# [DIRECTIONS]
Repeat every entry word for word, skipping the pictures.

# [SOURCE MATERIAL]

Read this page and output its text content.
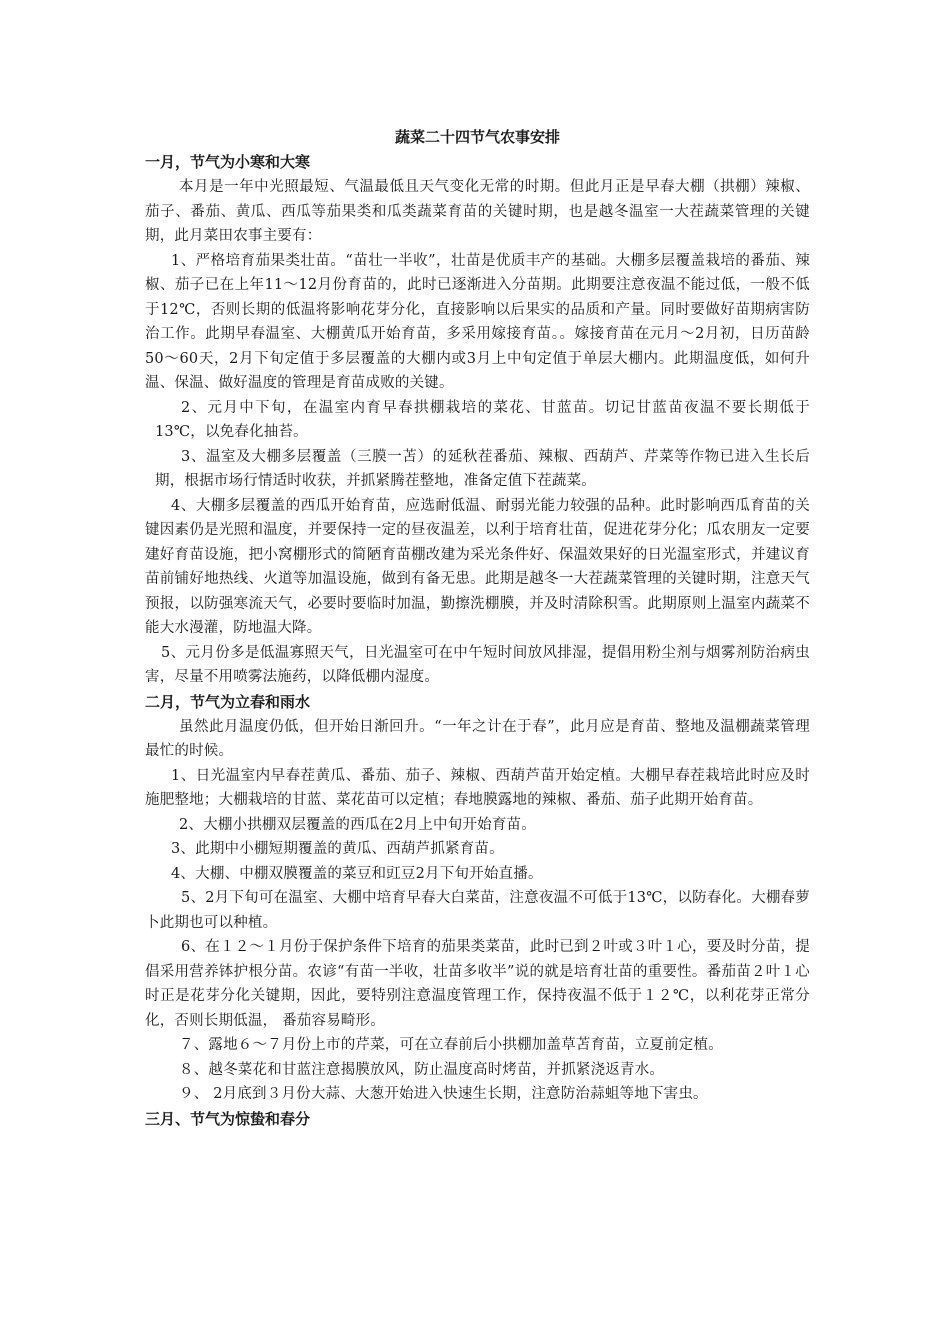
蔬菜二十四节气农事安排

一月，节气为小寒和大寒

本月是一年中光照最短、气温最低且天气变化无常的时期。但此月正是早春大棚（拱棚）辣椒、茄子、番茄、黄瓜、西瓜等茄果类和瓜类蔬菜育苗的关键时期，也是越冬温室一大茬蔬菜管理的关键期，此月菜田农事主要有：

1、严格培育茄果类壮苗。“苗壮一半收”，壮苗是优质丰产的基础。大棚多层覆盖栽培的番茄、辣椒、茄子已在上年11～12月份育苗的，此时已逐渐进入分苗期。此期要注意夜温不能过低，一般不低于12℃，否则长期的低温将影响花芽分化，直接影响以后果实的品质和产量。同时要做好苗期病害防治工作。此期早春温室、大棚黄瓜开始育苗，多采用嫁接育苗。。嫁接育苗在元月～2月初，日历苗龄50～60天，2月下旬定值于多层覆盖的大棚内或3月上中旬定值于单层大棚内。此期温度低，如何升温、保温、做好温度的管理是育苗成败的关键。

2、元月中下旬，在温室内育早春拱棚栽培的菜花、甘蓝苗。切记甘蓝苗夜温不要长期低于13℃，以免春化抽苔。

3、温室及大棚多层覆盖（三膜一苫）的延秋茬番茄、辣椒、西葫芦、芹菜等作物已进入生长后期，根据市场行情适时收获，并抓紧腾茬整地，准备定值下茬蔬菜。

4、大棚多层覆盖的西瓜开始育苗，应选耐低温、耐弱光能力较强的品种。此时影响西瓜育苗的关键因素仍是光照和温度，并要保持一定的昼夜温差，以利于培育壮苗，促进花芽分化；瓜农朋友一定要建好育苗设施，把小窝棚形式的简陋育苗棚改建为采光条件好、保温效果好的日光温室形式，并建议育苗前铺好地热线、火道等加温设施，做到有备无患。此期是越冬一大茬蔬菜管理的关键时期，注意天气预报，以防强寒流天气，必要时要临时加温，勤擦洗棚膜，并及时清除积雪。此期原则上温室内蔬菜不能大水漫灌，防地温大降。

5、元月份多是低温寡照天气，日光温室可在中午短时间放风排湿，提倡用粉尘剂与烟雾剂防治病虫害，尽量不用喷雾法施药，以降低棚内湿度。

二月，节气为立春和雨水

虽然此月温度仍低，但开始日渐回升。“一年之计在于春”，此月应是育苗、整地及温棚蔬菜管理最忙的时候。

1、日光温室内早春茬黄瓜、番茄、茄子、辣椒、西葫芦苗开始定植。大棚早春茬栽培此时应及时施肥整地；大棚栽培的甘蓝、菜花苗可以定植；春地膜露地的辣椒、番茄、茄子此期开始育苗。

2、大棚小拱棚双层覆盖的西瓜在2月上中旬开始育苗。

3、此期中小棚短期覆盖的黄瓜、西葫芦抓紧育苗。

4、大棚、中棚双膜覆盖的菜豆和豇豆2月下旬开始直播。

5、2月下旬可在温室、大棚中培育早春大白菜苗，注意夜温不可低于13℃，以防春化。大棚春萝卜此期也可以种植。

6、在１２～１月份于保护条件下培育的茄果类菜苗，此时已到２叶或３叶１心，要及时分苗，提倡采用营养钵护根分苗。农谚“有苗一半收，壮苗多收半”说的就是培育壮苗的重要性。番茄苗２叶１心时正是花芽分化关键期，因此，要特别注意温度管理工作，保持夜温不低于１２℃，以利花芽正常分化，否则长期低温， 番茄容易畸形。

７、露地６～７月份上市的芹菜，可在立春前后小拱棚加盖草苫育苗，立夏前定植。

８、越冬菜花和甘蓝注意揭膜放风，防止温度高时烤苗，并抓紧浇返青水。

９、 2月底到３月份大蒜、大葱开始进入快速生长期，注意防治蒜蛆等地下害虫。

三月、节气为惊蛰和春分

# [THE RESPONSE]
Read this page and output its text content.
蔬菜二十四节气农事安排

一月，节气为小寒和大寒

本月是一年中光照最短、气温最低且天气变化无常的时期。但此月正是早春大棚（拱棚）辣椒、茄子、番茄、黄瓜、西瓜等茄果类和瓜类蔬菜育苗的关键时期，也是越冬温室一大茬蔬菜管理的关键期，此月菜田农事主要有：

1、严格培育茄果类壮苗。“苗壮一半收”，壮苗是优质丰产的基础。大棚多层覆盖栽培的番茄、辣椒、茄子已在上年11～12月份育苗的，此时已逐渐进入分苗期。此期要注意夜温不能过低，一般不低于12℃，否则长期的低温将影响花芽分化，直接影响以后果实的品质和产量。同时要做好苗期病害防治工作。此期早春温室、大棚黄瓜开始育苗，多采用嫁接育苗。。嫁接育苗在元月～2月初，日历苗龄50～60天，2月下旬定值于多层覆盖的大棚内或3月上中旬定值于单层大棚内。此期温度低，如何升温、保温、做好温度的管理是育苗成败的关键。

2、元月中下旬，在温室内育早春拱棚栽培的菜花、甘蓝苗。切记甘蓝苗夜温不要长期低于13℃，以免春化抽苔。

3、温室及大棚多层覆盖（三膜一苫）的延秋茬番茄、辣椒、西葫芦、芹菜等作物已进入生长后期，根据市场行情适时收获，并抓紧腾茬整地，准备定值下茬蔬菜。

4、大棚多层覆盖的西瓜开始育苗，应选耐低温、耐弱光能力较强的品种。此时影响西瓜育苗的关键因素仍是光照和温度，并要保持一定的昼夜温差，以利于培育壮苗，促进花芽分化；瓜农朋友一定要建好育苗设施，把小窝棚形式的简陋育苗棚改建为采光条件好、保温效果好的日光温室形式，并建议育苗前铺好地热线、火道等加温设施，做到有备无患。此期是越冬一大茬蔬菜管理的关键时期，注意天气预报，以防强寒流天气，必要时要临时加温，勤擦洗棚膜，并及时清除积雪。此期原则上温室内蔬菜不能大水漫灌，防地温大降。

5、元月份多是低温寡照天气，日光温室可在中午短时间放风排湿，提倡用粉尘剂与烟雾剂防治病虫害，尽量不用喷雾法施药，以降低棚内湿度。

二月，节气为立春和雨水

虽然此月温度仍低，但开始日渐回升。“一年之计在于春”，此月应是育苗、整地及温棚蔬菜管理最忙的时候。

1、日光温室内早春茬黄瓜、番茄、茄子、辣椒、西葫芦苗开始定植。大棚早春茬栽培此时应及时施肥整地；大棚栽培的甘蓝、菜花苗可以定植；春地膜露地的辣椒、番茄、茄子此期开始育苗。

2、大棚小拱棚双层覆盖的西瓜在2月上中旬开始育苗。

3、此期中小棚短期覆盖的黄瓜、西葫芦抓紧育苗。

4、大棚、中棚双膜覆盖的菜豆和豇豆2月下旬开始直播。

5、2月下旬可在温室、大棚中培育早春大白菜苗，注意夜温不可低于13℃，以防春化。大棚春萝卜此期也可以种植。

6、在１２～１月份于保护条件下培育的茄果类菜苗，此时已到２叶或３叶１心，要及时分苗，提倡采用营养钵护根分苗。农谚“有苗一半收，壮苗多收半”说的就是培育壮苗的重要性。番茄苗２叶１心时正是花芽分化关键期，因此，要特别注意温度管理工作，保持夜温不低于１２℃，以利花芽正常分化，否则长期低温， 番茄容易畸形。

７、露地６～７月份上市的芹菜，可在立春前后小拱棚加盖草苫育苗，立夏前定植。

８、越冬菜花和甘蓝注意揭膜放风，防止温度高时烤苗，并抓紧浇返青水。

９、 2月底到３月份大蒜、大葱开始进入快速生长期，注意防治蒜蛆等地下害虫。

三月、节气为惊蛰和春分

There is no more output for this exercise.